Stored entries
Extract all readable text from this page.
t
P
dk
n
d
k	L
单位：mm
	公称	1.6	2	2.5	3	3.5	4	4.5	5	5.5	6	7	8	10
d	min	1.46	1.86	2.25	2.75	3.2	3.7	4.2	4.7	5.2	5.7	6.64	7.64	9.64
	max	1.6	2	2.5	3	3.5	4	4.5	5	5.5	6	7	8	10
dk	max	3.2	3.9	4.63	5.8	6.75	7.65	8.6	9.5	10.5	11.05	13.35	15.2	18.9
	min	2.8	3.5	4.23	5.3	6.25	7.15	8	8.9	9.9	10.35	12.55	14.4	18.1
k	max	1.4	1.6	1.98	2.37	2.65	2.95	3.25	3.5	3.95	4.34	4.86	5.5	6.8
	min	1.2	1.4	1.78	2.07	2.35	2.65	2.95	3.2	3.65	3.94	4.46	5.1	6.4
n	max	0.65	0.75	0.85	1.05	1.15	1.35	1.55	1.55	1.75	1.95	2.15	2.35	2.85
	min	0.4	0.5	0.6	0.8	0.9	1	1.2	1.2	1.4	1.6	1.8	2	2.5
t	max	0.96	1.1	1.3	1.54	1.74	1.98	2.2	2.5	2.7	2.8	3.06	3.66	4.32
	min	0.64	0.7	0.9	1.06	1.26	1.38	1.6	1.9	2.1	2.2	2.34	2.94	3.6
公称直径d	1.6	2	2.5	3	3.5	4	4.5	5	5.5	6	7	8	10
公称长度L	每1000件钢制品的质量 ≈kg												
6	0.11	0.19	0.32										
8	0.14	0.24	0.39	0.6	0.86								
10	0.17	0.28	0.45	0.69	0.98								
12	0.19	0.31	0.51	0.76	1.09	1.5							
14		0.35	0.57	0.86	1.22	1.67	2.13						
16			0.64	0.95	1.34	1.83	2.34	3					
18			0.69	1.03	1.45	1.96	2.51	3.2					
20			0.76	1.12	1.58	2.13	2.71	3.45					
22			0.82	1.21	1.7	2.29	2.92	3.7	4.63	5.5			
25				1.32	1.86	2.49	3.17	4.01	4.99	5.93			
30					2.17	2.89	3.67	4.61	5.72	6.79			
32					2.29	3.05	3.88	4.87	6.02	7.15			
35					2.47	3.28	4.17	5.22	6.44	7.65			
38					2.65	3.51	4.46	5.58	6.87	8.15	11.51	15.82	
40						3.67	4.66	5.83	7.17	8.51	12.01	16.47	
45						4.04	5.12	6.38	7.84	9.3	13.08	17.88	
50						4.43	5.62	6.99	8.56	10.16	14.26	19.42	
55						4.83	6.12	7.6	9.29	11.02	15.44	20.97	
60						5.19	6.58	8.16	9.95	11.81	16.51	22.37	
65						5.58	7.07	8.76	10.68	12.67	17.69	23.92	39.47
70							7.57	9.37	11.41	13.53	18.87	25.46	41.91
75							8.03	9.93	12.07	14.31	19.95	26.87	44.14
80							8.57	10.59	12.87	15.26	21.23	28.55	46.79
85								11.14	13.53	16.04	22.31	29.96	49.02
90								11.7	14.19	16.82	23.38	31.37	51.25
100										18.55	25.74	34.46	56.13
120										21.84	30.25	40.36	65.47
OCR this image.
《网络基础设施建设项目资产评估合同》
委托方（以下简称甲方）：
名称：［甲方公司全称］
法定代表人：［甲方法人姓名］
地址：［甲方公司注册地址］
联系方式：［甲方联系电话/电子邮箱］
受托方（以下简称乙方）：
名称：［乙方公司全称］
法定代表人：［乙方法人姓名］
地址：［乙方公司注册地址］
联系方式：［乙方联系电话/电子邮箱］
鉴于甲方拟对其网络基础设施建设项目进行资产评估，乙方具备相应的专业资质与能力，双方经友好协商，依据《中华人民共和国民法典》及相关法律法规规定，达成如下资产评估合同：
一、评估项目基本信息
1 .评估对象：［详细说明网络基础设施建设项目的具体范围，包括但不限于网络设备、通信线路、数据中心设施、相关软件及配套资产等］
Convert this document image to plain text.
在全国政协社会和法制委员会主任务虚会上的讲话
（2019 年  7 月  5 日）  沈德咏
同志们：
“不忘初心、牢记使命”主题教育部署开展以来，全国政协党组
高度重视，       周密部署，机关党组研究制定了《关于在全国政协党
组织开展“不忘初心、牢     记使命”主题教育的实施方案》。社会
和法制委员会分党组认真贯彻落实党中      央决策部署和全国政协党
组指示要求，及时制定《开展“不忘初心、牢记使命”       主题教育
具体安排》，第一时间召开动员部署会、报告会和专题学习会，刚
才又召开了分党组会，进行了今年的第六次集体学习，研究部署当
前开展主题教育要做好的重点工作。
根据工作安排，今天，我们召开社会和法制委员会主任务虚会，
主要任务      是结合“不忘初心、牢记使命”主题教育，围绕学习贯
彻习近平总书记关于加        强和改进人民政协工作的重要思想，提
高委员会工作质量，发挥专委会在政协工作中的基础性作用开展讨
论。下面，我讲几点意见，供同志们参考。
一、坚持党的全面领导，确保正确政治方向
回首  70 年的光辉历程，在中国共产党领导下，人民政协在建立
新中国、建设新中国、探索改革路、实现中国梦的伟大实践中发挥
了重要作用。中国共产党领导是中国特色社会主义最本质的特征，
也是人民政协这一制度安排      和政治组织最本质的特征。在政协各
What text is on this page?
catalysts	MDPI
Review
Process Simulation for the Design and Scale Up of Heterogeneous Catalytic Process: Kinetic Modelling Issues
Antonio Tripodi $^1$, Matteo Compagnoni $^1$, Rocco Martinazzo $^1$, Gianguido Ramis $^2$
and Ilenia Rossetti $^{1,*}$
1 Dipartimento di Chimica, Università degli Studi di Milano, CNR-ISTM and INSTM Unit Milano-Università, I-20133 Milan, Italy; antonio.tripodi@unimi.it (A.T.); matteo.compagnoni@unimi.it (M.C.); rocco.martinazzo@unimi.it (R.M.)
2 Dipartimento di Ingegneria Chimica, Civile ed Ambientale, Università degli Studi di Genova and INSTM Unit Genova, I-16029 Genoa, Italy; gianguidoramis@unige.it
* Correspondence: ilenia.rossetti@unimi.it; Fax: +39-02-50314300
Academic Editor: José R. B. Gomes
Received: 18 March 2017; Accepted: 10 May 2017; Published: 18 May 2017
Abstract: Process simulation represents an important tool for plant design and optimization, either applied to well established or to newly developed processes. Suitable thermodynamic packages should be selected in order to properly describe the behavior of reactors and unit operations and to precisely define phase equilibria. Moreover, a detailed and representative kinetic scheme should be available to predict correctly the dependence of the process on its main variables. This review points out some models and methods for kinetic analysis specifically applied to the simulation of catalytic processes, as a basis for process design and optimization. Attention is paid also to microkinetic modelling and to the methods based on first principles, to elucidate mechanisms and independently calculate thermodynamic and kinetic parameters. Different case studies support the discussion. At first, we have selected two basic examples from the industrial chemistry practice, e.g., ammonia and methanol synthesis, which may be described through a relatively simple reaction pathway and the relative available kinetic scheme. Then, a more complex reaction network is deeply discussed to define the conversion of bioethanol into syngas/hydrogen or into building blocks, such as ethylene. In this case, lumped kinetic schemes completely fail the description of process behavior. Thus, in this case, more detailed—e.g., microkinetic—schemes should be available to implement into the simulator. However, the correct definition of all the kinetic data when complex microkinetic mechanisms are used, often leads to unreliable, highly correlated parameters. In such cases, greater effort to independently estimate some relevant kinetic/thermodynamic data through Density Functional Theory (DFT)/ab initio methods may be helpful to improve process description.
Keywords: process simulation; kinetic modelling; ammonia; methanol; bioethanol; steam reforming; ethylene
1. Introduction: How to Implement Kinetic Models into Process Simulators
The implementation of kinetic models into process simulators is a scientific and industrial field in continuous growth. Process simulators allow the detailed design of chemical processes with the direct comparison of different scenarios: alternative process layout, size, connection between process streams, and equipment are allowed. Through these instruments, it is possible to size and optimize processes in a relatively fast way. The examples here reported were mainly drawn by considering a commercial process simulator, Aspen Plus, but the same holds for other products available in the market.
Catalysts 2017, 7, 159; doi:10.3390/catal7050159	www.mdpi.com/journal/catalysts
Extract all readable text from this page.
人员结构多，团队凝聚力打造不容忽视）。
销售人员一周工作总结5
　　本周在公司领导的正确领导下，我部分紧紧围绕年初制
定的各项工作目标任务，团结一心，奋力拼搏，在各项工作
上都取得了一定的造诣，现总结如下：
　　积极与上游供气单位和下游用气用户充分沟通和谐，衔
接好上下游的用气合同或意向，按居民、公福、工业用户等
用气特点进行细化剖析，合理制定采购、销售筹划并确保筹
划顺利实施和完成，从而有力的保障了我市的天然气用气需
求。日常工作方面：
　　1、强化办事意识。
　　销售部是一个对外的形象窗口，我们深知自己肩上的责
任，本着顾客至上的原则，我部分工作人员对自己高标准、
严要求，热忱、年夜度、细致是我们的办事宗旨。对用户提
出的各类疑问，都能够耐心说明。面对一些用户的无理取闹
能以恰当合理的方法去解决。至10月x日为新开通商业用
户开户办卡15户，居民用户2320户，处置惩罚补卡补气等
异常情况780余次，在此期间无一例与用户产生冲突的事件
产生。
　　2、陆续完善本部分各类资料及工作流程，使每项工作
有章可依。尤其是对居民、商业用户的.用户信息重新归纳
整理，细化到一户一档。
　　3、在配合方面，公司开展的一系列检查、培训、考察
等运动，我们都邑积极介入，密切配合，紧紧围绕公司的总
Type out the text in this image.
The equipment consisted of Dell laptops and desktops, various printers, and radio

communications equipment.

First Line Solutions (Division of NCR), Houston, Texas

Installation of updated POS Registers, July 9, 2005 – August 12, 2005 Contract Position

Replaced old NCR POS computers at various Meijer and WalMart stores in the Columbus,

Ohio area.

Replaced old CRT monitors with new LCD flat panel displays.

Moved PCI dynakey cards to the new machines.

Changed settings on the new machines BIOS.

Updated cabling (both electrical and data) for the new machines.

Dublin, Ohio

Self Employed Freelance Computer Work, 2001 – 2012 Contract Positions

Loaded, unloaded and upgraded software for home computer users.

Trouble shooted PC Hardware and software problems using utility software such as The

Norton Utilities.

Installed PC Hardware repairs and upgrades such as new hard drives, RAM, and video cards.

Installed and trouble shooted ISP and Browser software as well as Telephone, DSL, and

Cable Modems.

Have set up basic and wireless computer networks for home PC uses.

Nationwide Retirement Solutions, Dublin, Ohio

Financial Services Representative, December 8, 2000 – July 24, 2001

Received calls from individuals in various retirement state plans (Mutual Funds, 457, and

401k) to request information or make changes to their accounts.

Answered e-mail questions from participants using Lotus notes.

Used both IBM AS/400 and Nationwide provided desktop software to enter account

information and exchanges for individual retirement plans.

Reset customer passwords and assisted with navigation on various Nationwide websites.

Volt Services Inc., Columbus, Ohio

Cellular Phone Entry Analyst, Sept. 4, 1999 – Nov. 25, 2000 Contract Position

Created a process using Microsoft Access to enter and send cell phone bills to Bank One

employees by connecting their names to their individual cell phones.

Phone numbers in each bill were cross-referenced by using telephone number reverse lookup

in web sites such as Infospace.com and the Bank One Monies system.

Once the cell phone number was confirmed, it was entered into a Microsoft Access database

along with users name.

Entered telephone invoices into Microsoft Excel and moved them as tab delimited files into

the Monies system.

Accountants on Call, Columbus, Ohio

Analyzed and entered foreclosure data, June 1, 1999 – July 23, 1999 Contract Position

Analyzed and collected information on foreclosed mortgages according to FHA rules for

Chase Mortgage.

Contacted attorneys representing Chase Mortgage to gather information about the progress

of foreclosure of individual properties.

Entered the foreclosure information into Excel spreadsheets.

The exercise
Each line that contains the word "Installed" counts toward the total; give only that total.

The completed task
2